━━━━━ Records for the exercise

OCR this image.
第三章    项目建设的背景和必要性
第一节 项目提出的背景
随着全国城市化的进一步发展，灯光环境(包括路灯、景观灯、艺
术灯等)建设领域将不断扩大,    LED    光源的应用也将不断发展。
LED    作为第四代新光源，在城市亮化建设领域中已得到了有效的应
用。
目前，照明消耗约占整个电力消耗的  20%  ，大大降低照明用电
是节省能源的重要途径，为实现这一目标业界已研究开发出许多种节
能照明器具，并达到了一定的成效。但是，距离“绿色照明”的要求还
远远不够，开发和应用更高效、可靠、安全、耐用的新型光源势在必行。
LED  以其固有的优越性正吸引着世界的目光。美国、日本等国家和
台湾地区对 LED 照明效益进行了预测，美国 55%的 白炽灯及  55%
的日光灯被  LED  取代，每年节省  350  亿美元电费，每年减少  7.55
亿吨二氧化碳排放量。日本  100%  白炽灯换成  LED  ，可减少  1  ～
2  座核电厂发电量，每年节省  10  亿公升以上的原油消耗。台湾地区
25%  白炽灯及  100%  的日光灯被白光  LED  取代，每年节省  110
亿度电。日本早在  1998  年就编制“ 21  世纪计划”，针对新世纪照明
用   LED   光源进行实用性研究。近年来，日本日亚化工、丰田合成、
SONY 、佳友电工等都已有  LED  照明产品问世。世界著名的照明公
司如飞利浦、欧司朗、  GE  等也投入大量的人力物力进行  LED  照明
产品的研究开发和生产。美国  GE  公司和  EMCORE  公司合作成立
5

━━━━━━━━━━

Reproduce the listing shown above in its entirety, exactly.

→ **Solution to this task**:
OCR this image.
第三章    项目建设的背景和必要性
第一节 项目提出的背景
随着全国城市化的进一步发展，灯光环境(包括路灯、景观灯、艺
术灯等)建设领域将不断扩大,    LED    光源的应用也将不断发展。
LED    作为第四代新光源，在城市亮化建设领域中已得到了有效的应
用。
目前，照明消耗约占整个电力消耗的  20%  ，大大降低照明用电
是节省能源的重要途径，为实现这一目标业界已研究开发出许多种节
能照明器具，并达到了一定的成效。但是，距离“绿色照明”的要求还
远远不够，开发和应用更高效、可靠、安全、耐用的新型光源势在必行。
LED  以其固有的优越性正吸引着世界的目光。美国、日本等国家和
台湾地区对 LED 照明效益进行了预测，美国 55%的 白炽灯及  55%
的日光灯被  LED  取代，每年节省  350  亿美元电费，每年减少  7.55
亿吨二氧化碳排放量。日本  100%  白炽灯换成  LED  ，可减少  1  ～
2  座核电厂发电量，每年节省  10  亿公升以上的原油消耗。台湾地区
25%  白炽灯及  100%  的日光灯被白光  LED  取代，每年节省  110
亿度电。日本早在  1998  年就编制“ 21  世纪计划”，针对新世纪照明
用   LED   光源进行实用性研究。近年来，日本日亚化工、丰田合成、
SONY 、佳友电工等都已有  LED  照明产品问世。世界著名的照明公
司如飞利浦、欧司朗、  GE  等也投入大量的人力物力进行  LED  照明
产品的研究开发和生产。美国  GE  公司和  EMCORE  公司合作成立
5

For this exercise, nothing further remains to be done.